• [EXERCISE REQUIREMENTS]: Your copy of the material must match it exactly, except that pictures are dropped.

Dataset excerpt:
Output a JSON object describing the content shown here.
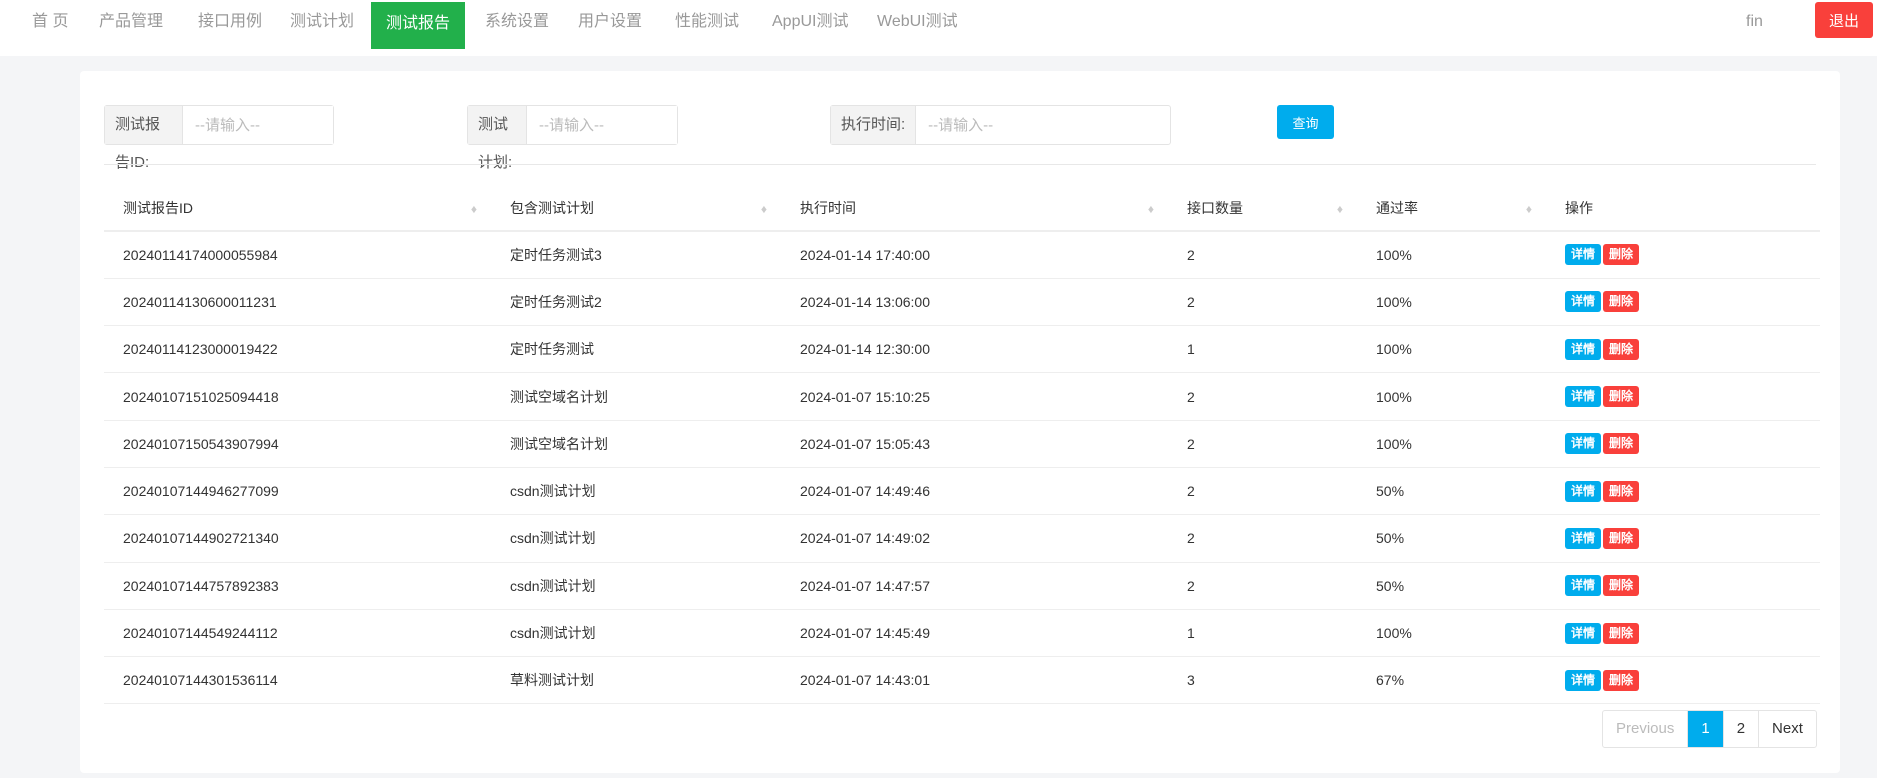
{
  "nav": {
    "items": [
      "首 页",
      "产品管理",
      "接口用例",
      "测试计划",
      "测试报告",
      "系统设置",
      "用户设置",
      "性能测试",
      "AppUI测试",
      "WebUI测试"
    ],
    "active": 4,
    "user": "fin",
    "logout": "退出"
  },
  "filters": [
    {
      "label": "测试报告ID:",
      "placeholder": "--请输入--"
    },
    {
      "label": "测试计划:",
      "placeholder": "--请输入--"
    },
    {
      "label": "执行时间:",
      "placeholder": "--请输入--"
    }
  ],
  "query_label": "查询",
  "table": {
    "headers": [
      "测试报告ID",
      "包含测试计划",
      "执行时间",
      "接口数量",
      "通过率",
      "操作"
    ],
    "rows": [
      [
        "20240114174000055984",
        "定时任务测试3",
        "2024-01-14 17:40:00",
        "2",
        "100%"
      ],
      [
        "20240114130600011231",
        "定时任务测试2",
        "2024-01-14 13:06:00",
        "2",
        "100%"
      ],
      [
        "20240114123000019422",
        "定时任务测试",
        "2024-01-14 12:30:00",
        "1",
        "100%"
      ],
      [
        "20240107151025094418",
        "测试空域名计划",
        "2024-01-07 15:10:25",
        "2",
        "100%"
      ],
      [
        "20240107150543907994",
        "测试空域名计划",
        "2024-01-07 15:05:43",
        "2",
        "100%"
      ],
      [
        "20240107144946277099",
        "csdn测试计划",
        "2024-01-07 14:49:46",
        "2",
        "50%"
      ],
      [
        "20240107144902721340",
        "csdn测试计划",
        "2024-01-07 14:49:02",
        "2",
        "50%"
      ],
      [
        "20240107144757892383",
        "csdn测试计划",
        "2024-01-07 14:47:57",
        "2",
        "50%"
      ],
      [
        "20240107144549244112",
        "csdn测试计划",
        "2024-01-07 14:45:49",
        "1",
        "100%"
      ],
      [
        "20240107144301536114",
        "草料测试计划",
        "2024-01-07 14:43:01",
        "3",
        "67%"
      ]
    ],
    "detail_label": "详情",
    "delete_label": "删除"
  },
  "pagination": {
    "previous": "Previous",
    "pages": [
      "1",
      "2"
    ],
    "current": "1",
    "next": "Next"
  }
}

• [TASK SOLUTION]:
Output a JSON object describing the content shown here.
{
  "nav": {
    "items": [
      "首 页",
      "产品管理",
      "接口用例",
      "测试计划",
      "测试报告",
      "系统设置",
      "用户设置",
      "性能测试",
      "AppUI测试",
      "WebUI测试"
    ],
    "active": 4,
    "user": "fin",
    "logout": "退出"
  },
  "filters": [
    {
      "label": "测试报告ID:",
      "placeholder": "--请输入--"
    },
    {
      "label": "测试计划:",
      "placeholder": "--请输入--"
    },
    {
      "label": "执行时间:",
      "placeholder": "--请输入--"
    }
  ],
  "query_label": "查询",
  "table": {
    "headers": [
      "测试报告ID",
      "包含测试计划",
      "执行时间",
      "接口数量",
      "通过率",
      "操作"
    ],
    "rows": [
      [
        "20240114174000055984",
        "定时任务测试3",
        "2024-01-14 17:40:00",
        "2",
        "100%"
      ],
      [
        "20240114130600011231",
        "定时任务测试2",
        "2024-01-14 13:06:00",
        "2",
        "100%"
      ],
      [
        "20240114123000019422",
        "定时任务测试",
        "2024-01-14 12:30:00",
        "1",
        "100%"
      ],
      [
        "20240107151025094418",
        "测试空域名计划",
        "2024-01-07 15:10:25",
        "2",
        "100%"
      ],
      [
        "20240107150543907994",
        "测试空域名计划",
        "2024-01-07 15:05:43",
        "2",
        "100%"
      ],
      [
        "20240107144946277099",
        "csdn测试计划",
        "2024-01-07 14:49:46",
        "2",
        "50%"
      ],
      [
        "20240107144902721340",
        "csdn测试计划",
        "2024-01-07 14:49:02",
        "2",
        "50%"
      ],
      [
        "20240107144757892383",
        "csdn测试计划",
        "2024-01-07 14:47:57",
        "2",
        "50%"
      ],
      [
        "20240107144549244112",
        "csdn测试计划",
        "2024-01-07 14:45:49",
        "1",
        "100%"
      ],
      [
        "20240107144301536114",
        "草料测试计划",
        "2024-01-07 14:43:01",
        "3",
        "67%"
      ]
    ],
    "detail_label": "详情",
    "delete_label": "删除"
  },
  "pagination": {
    "previous": "Previous",
    "pages": [
      "1",
      "2"
    ],
    "current": "1",
    "next": "Next"
  }
}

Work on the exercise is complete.